## begin

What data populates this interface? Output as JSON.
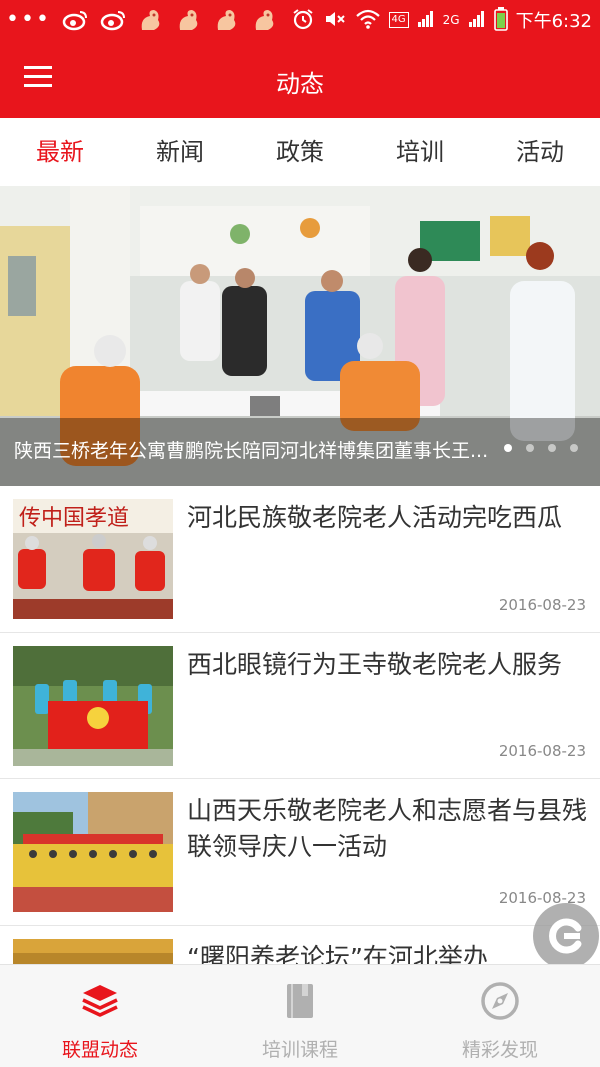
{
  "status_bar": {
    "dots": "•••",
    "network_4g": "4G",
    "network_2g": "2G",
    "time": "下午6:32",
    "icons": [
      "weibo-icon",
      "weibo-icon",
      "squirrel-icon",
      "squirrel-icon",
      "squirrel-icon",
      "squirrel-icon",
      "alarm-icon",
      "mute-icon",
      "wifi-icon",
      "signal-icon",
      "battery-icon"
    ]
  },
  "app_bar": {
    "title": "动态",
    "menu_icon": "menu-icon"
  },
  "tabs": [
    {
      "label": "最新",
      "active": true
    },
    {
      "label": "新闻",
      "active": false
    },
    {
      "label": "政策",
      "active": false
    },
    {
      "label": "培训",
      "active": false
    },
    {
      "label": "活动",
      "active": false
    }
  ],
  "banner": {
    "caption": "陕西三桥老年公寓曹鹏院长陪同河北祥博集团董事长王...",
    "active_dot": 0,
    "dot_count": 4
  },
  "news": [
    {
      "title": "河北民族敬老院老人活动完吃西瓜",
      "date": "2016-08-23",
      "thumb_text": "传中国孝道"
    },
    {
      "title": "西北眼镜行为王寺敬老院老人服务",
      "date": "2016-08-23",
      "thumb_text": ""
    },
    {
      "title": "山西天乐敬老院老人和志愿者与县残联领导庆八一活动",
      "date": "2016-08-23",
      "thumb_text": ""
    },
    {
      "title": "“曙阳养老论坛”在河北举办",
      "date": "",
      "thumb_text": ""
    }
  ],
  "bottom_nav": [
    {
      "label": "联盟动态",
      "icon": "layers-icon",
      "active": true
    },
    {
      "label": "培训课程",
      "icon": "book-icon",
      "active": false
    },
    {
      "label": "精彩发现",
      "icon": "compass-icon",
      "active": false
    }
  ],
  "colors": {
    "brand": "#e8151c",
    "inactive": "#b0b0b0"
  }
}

## end

### [Exercise]
Give every line back word for word and leave the pictures out.

### [Reply to the task]
What data populates this interface? Output as JSON.
{
  "status_bar": {
    "dots": "•••",
    "network_4g": "4G",
    "network_2g": "2G",
    "time": "下午6:32",
    "icons": [
      "weibo-icon",
      "weibo-icon",
      "squirrel-icon",
      "squirrel-icon",
      "squirrel-icon",
      "squirrel-icon",
      "alarm-icon",
      "mute-icon",
      "wifi-icon",
      "signal-icon",
      "battery-icon"
    ]
  },
  "app_bar": {
    "title": "动态",
    "menu_icon": "menu-icon"
  },
  "tabs": [
    {
      "label": "最新",
      "active": true
    },
    {
      "label": "新闻",
      "active": false
    },
    {
      "label": "政策",
      "active": false
    },
    {
      "label": "培训",
      "active": false
    },
    {
      "label": "活动",
      "active": false
    }
  ],
  "banner": {
    "caption": "陕西三桥老年公寓曹鹏院长陪同河北祥博集团董事长王...",
    "active_dot": 0,
    "dot_count": 4
  },
  "news": [
    {
      "title": "河北民族敬老院老人活动完吃西瓜",
      "date": "2016-08-23",
      "thumb_text": "传中国孝道"
    },
    {
      "title": "西北眼镜行为王寺敬老院老人服务",
      "date": "2016-08-23",
      "thumb_text": ""
    },
    {
      "title": "山西天乐敬老院老人和志愿者与县残联领导庆八一活动",
      "date": "2016-08-23",
      "thumb_text": ""
    },
    {
      "title": "“曙阳养老论坛”在河北举办",
      "date": "",
      "thumb_text": ""
    }
  ],
  "bottom_nav": [
    {
      "label": "联盟动态",
      "icon": "layers-icon",
      "active": true
    },
    {
      "label": "培训课程",
      "icon": "book-icon",
      "active": false
    },
    {
      "label": "精彩发现",
      "icon": "compass-icon",
      "active": false
    }
  ],
  "colors": {
    "brand": "#e8151c",
    "inactive": "#b0b0b0"
  }
}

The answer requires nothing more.